▸ **WRITTEN TASK**:
Show every line that has the string "this" in it.

▸ **DATA EXTRACT**:
########################################

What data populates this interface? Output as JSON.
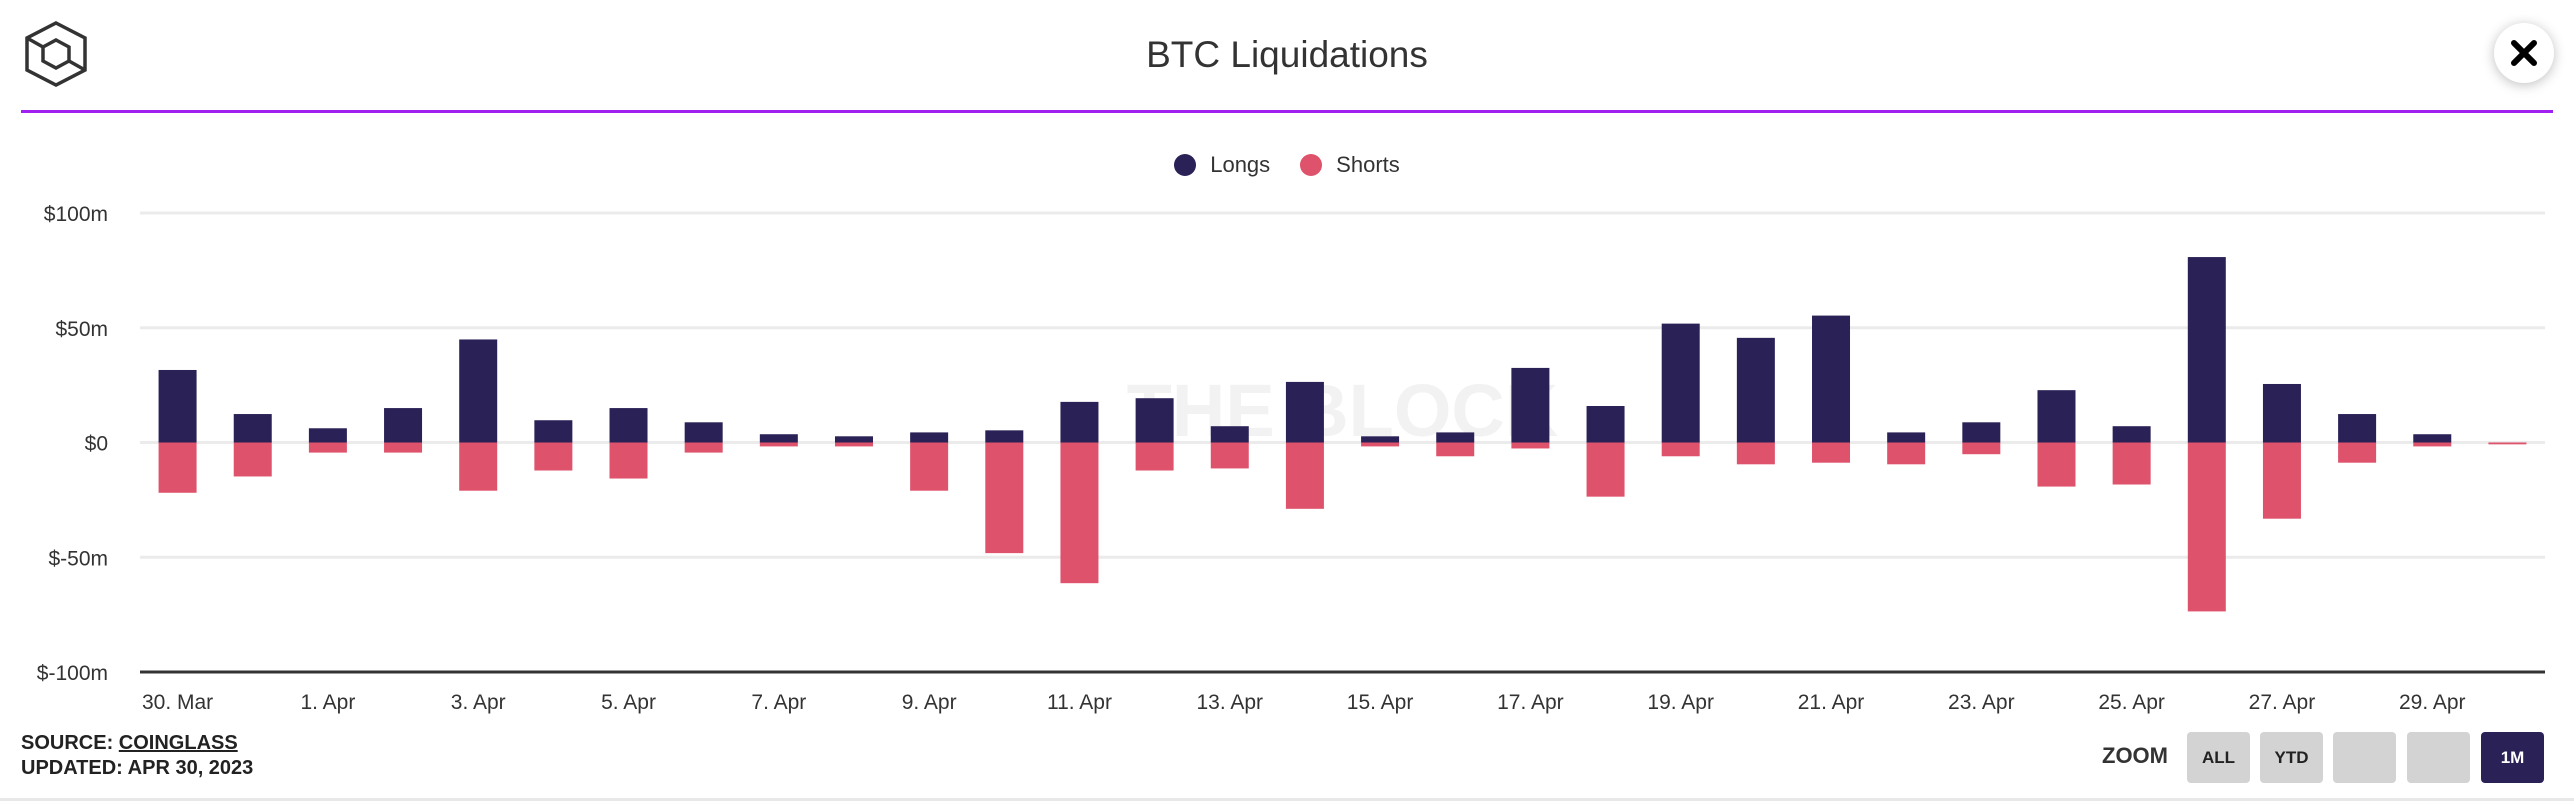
{
  "header": {
    "title": "BTC Liquidations",
    "brand_color": "#a020f0"
  },
  "icons": {
    "logo": "the-block-cube-logo",
    "close": "close-icon"
  },
  "watermark": "THE BLOCK",
  "chart_data": {
    "type": "bar",
    "stacked": true,
    "title": "BTC Liquidations",
    "categories": [
      "30. Mar",
      "31. Mar",
      "1. Apr",
      "2. Apr",
      "3. Apr",
      "4. Apr",
      "5. Apr",
      "6. Apr",
      "7. Apr",
      "8. Apr",
      "9. Apr",
      "10. Apr",
      "11. Apr",
      "12. Apr",
      "13. Apr",
      "14. Apr",
      "15. Apr",
      "16. Apr",
      "17. Apr",
      "18. Apr",
      "19. Apr",
      "20. Apr",
      "21. Apr",
      "22. Apr",
      "23. Apr",
      "24. Apr",
      "25. Apr",
      "26. Apr",
      "27. Apr",
      "28. Apr",
      "29. Apr",
      "30. Apr"
    ],
    "x_tick_labels": [
      "30. Mar",
      "1. Apr",
      "3. Apr",
      "5. Apr",
      "7. Apr",
      "9. Apr",
      "11. Apr",
      "13. Apr",
      "15. Apr",
      "17. Apr",
      "19. Apr",
      "21. Apr",
      "23. Apr",
      "25. Apr",
      "27. Apr",
      "29. Apr"
    ],
    "series": [
      {
        "name": "Longs",
        "color": "#2a2156",
        "values": [
          31.6,
          12.4,
          6.2,
          15.0,
          44.9,
          9.7,
          15.0,
          8.8,
          3.6,
          2.7,
          4.4,
          5.3,
          17.7,
          19.3,
          7.1,
          26.4,
          2.7,
          4.4,
          32.5,
          15.9,
          51.8,
          45.6,
          55.3,
          4.4,
          8.8,
          22.8,
          7.1,
          80.8,
          25.5,
          12.4,
          3.6,
          0
        ]
      },
      {
        "name": "Shorts",
        "color": "#de526b",
        "values": [
          -21.9,
          -14.8,
          -4.4,
          -4.4,
          -21.0,
          -12.2,
          -15.7,
          -4.4,
          -1.7,
          -1.7,
          -21.0,
          -48.2,
          -61.3,
          -12.2,
          -11.3,
          -28.9,
          -1.7,
          -6.0,
          -2.6,
          -23.6,
          -6.0,
          -9.5,
          -8.8,
          -9.5,
          -5.1,
          -19.2,
          -18.3,
          -73.6,
          -33.2,
          -8.8,
          -1.7,
          -0.8
        ]
      }
    ],
    "ylim": [
      -100,
      100
    ],
    "y_ticks": [
      100,
      50,
      0,
      -50,
      -100
    ],
    "y_tick_labels": [
      "$100m",
      "$50m",
      "$0",
      "$-50m",
      "$-100m"
    ],
    "xlabel": "",
    "ylabel": "",
    "grid": true,
    "legend": "top-center"
  },
  "footer": {
    "source_label": "SOURCE:",
    "source_link": "COINGLASS",
    "updated": "UPDATED: APR 30, 2023"
  },
  "zoom": {
    "label": "ZOOM",
    "buttons": [
      {
        "label": "ALL",
        "active": false
      },
      {
        "label": "YTD",
        "active": false
      },
      {
        "label": "",
        "active": false
      },
      {
        "label": "",
        "active": false
      },
      {
        "label": "1M",
        "active": true
      }
    ]
  }
}
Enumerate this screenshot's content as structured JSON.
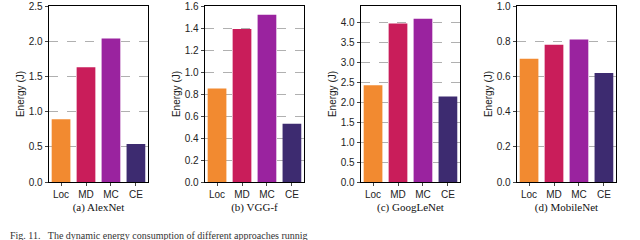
{
  "chart_data": [
    {
      "type": "bar",
      "title": "(a) AlexNet",
      "ylabel": "Energy (J)",
      "categories": [
        "Loc",
        "MD",
        "MC",
        "CE"
      ],
      "values": [
        0.89,
        1.63,
        2.04,
        0.54
      ],
      "colors": [
        "#f28a30",
        "#c91d5a",
        "#9a239f",
        "#3d2b70"
      ],
      "ylim": [
        0,
        2.5
      ],
      "yticks": [
        {
          "value": 0,
          "label": "0.0"
        },
        0.5,
        {
          "value": 1,
          "label": "1.0"
        },
        1.5,
        {
          "value": 2,
          "label": "2.0"
        },
        2.5
      ],
      "grid": true
    },
    {
      "type": "bar",
      "title": "(b) VGG-f",
      "ylabel": "Energy (J)",
      "categories": [
        "Loc",
        "MD",
        "MC",
        "CE"
      ],
      "values": [
        0.85,
        1.39,
        1.52,
        0.53
      ],
      "colors": [
        "#f28a30",
        "#c91d5a",
        "#9a239f",
        "#3d2b70"
      ],
      "ylim": [
        0,
        1.6
      ],
      "yticks": [
        {
          "value": 0,
          "label": "0.0"
        },
        0.2,
        0.4,
        0.6,
        0.8,
        {
          "value": 1,
          "label": "1.0"
        },
        1.2,
        1.4,
        1.6
      ],
      "grid": true
    },
    {
      "type": "bar",
      "title": "(c) GoogLeNet",
      "ylabel": "Energy (J)",
      "categories": [
        "Loc",
        "MD",
        "MC",
        "CE"
      ],
      "values": [
        2.42,
        3.96,
        4.08,
        2.14
      ],
      "colors": [
        "#f28a30",
        "#c91d5a",
        "#9a239f",
        "#3d2b70"
      ],
      "ylim": [
        0,
        4.4
      ],
      "yticks": [
        {
          "value": 0,
          "label": "0.0"
        },
        0.5,
        {
          "value": 1,
          "label": "1.0"
        },
        1.5,
        {
          "value": 2,
          "label": "2.0"
        },
        2.5,
        {
          "value": 3,
          "label": "3.0"
        },
        3.5,
        {
          "value": 4,
          "label": "4.0"
        }
      ],
      "grid": true
    },
    {
      "type": "bar",
      "title": "(d) MobileNet",
      "ylabel": "Energy (J)",
      "categories": [
        "Loc",
        "MD",
        "MC",
        "CE"
      ],
      "values": [
        0.7,
        0.78,
        0.81,
        0.62
      ],
      "colors": [
        "#f28a30",
        "#c91d5a",
        "#9a239f",
        "#3d2b70"
      ],
      "ylim": [
        0,
        1.0
      ],
      "yticks": [
        {
          "value": 0,
          "label": "0.0"
        },
        0.2,
        0.4,
        0.6,
        0.8,
        {
          "value": 1,
          "label": "1.0"
        }
      ],
      "grid": true
    }
  ],
  "caption": "Fig. 11.   The dynamic energy consumption of different approaches runnig"
}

########################################

▸ **RESULT BELOW**:
What data populates this interface? Output as JSON.
Enumerate this screenshot's content as structured JSON.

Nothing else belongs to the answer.